• Job: Across the entries below, count the lines in which the word "screenshot" occurs. Reply with the count alone.

[Records supplied start]

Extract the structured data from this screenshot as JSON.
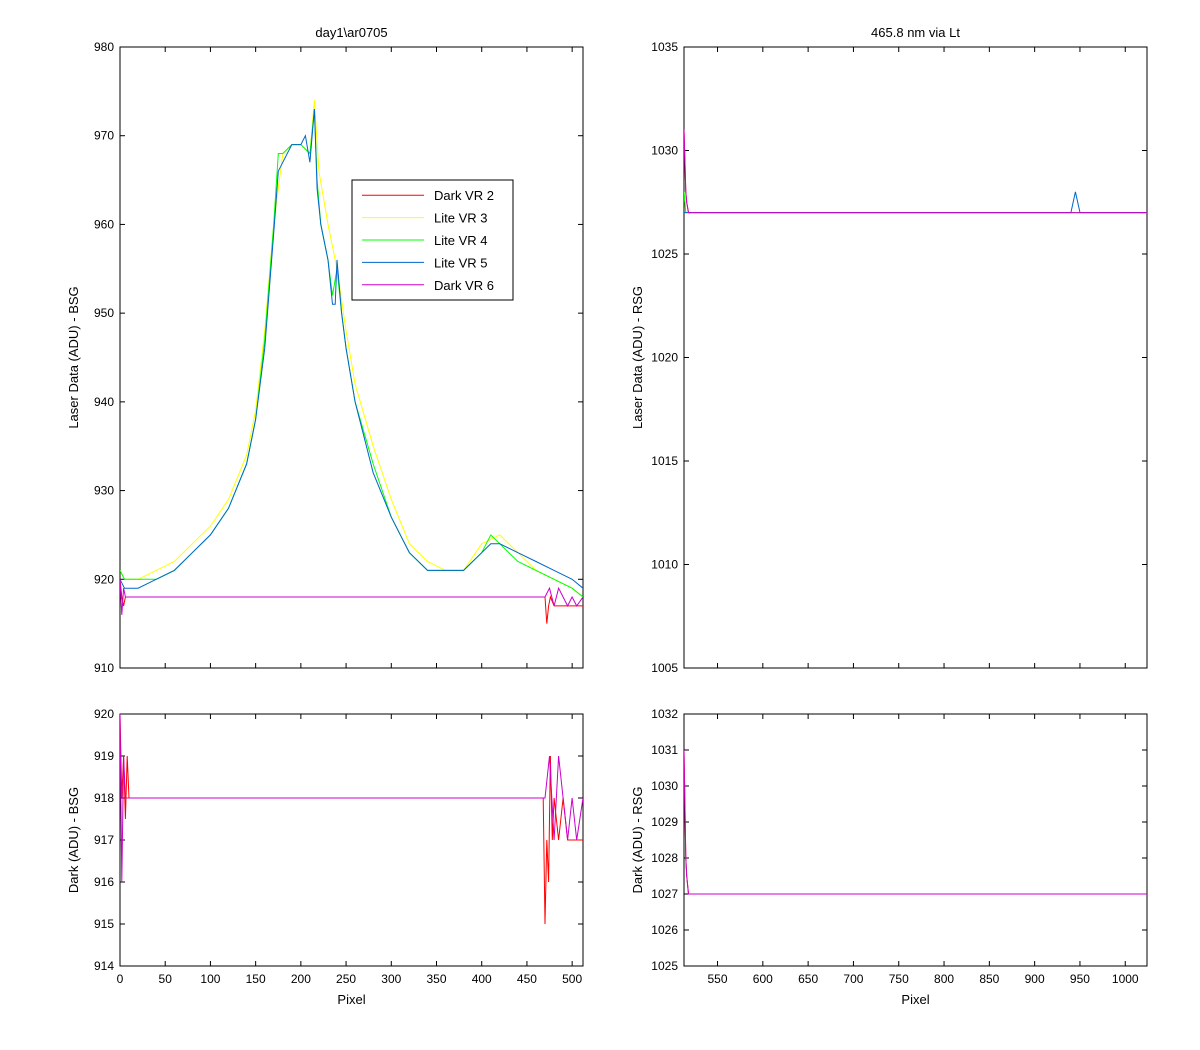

[Records supplied end]
[Records supplied start]

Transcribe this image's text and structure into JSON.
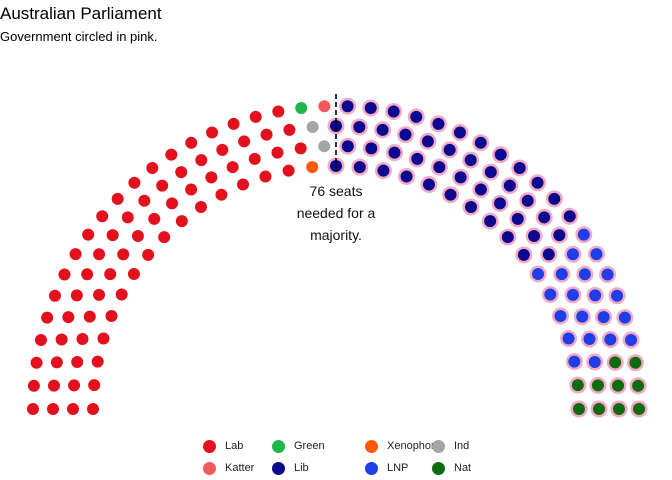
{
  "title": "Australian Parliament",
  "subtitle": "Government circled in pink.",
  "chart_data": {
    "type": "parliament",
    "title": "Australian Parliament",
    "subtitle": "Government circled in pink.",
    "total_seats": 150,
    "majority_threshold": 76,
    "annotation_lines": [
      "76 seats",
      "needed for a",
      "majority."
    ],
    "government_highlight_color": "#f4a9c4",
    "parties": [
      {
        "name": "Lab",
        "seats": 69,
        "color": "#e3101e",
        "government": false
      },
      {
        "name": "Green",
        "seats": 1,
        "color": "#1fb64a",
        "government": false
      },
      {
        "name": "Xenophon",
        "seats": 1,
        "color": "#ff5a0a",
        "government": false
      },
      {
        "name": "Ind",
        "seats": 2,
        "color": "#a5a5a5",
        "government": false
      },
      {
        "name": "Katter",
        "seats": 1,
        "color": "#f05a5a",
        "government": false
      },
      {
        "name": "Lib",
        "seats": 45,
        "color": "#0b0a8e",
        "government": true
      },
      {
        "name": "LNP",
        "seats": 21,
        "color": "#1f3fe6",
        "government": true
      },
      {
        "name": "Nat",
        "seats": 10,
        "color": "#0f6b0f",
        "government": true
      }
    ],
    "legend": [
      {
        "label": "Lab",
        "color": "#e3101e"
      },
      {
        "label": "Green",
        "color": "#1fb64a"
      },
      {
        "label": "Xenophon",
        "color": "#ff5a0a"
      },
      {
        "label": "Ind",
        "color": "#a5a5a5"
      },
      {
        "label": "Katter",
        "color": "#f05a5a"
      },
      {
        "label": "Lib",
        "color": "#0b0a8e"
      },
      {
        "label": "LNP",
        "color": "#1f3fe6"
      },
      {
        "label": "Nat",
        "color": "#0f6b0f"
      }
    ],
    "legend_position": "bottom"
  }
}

[Records supplied end]
[Records supplied start]

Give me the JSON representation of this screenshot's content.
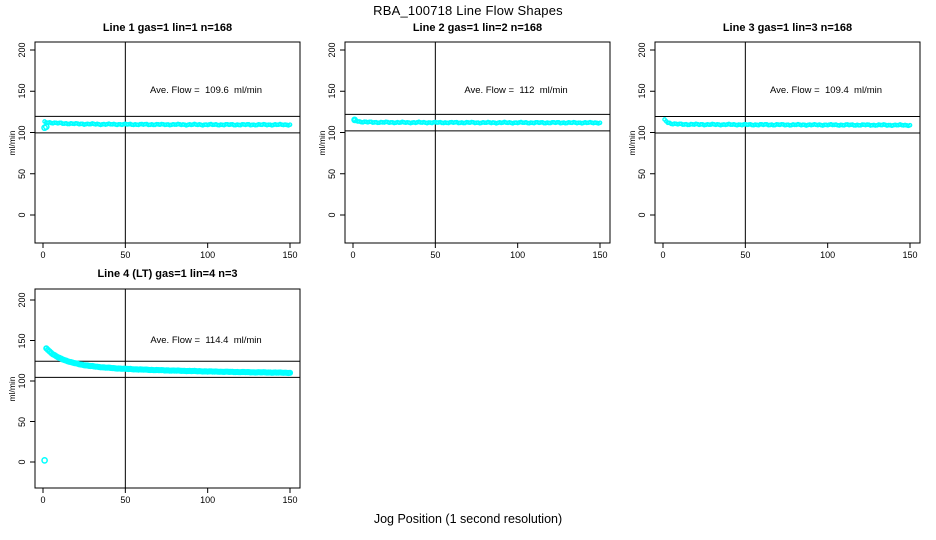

[Records supplied end]

• Reply: 2